Extracted material:
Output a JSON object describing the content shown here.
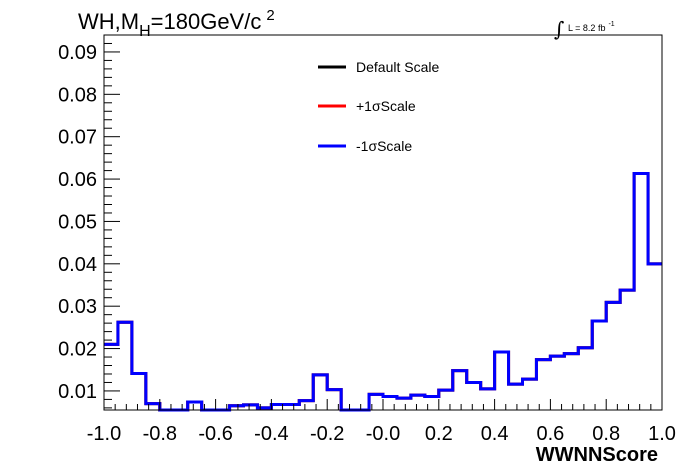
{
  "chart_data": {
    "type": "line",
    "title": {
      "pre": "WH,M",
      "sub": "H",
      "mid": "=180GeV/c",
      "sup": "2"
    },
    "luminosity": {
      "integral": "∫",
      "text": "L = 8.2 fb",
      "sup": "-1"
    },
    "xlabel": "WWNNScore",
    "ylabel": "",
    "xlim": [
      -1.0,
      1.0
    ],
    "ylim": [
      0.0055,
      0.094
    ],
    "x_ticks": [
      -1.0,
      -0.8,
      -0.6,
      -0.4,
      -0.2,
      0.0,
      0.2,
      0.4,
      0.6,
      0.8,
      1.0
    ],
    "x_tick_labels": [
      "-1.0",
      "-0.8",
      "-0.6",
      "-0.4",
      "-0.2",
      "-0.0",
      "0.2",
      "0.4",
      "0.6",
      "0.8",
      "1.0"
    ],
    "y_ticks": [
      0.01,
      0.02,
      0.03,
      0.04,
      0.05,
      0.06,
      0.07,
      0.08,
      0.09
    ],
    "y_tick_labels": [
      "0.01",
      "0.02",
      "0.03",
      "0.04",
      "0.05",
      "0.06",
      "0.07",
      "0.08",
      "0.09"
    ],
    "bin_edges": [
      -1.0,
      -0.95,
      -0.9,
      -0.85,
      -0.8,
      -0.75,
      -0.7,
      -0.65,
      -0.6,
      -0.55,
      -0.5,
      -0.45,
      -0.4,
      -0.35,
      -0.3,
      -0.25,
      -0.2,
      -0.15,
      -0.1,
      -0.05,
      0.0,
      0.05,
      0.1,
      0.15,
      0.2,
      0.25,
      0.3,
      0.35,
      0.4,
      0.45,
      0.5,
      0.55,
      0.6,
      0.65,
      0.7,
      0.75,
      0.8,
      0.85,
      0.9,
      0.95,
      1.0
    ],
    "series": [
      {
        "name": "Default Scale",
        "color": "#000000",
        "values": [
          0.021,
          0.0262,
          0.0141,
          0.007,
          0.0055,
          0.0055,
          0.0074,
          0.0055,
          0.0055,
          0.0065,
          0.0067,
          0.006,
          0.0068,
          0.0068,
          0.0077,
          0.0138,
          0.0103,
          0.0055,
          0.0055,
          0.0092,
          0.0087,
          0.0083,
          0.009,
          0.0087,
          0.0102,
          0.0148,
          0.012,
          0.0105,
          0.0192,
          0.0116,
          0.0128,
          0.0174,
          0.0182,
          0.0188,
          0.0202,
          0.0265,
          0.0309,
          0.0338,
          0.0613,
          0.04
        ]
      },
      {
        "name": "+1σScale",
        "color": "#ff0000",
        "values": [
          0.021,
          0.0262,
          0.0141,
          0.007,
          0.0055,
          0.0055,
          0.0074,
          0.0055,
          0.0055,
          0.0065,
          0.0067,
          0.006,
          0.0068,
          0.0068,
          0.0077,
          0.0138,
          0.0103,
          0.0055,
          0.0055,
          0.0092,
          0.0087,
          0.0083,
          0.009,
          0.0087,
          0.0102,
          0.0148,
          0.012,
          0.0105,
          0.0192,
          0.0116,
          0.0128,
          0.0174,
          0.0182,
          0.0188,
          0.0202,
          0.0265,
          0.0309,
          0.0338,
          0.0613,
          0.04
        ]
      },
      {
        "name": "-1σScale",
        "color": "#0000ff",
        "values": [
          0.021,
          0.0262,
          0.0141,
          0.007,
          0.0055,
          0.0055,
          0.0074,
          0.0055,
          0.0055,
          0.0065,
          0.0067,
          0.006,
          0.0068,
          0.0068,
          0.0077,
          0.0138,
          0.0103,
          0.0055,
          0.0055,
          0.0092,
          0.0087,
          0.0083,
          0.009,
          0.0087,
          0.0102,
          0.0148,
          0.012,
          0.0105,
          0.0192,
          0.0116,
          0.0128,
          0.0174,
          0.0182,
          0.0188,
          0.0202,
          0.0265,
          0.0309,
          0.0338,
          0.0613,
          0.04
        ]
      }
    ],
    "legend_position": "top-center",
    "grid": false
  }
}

Request:
Identify every line above with the string "name" in it. Copy those lines.

Answer to the problem:
        "name": "Default Scale",
        "name": "+1σScale",
        "name": "-1σScale",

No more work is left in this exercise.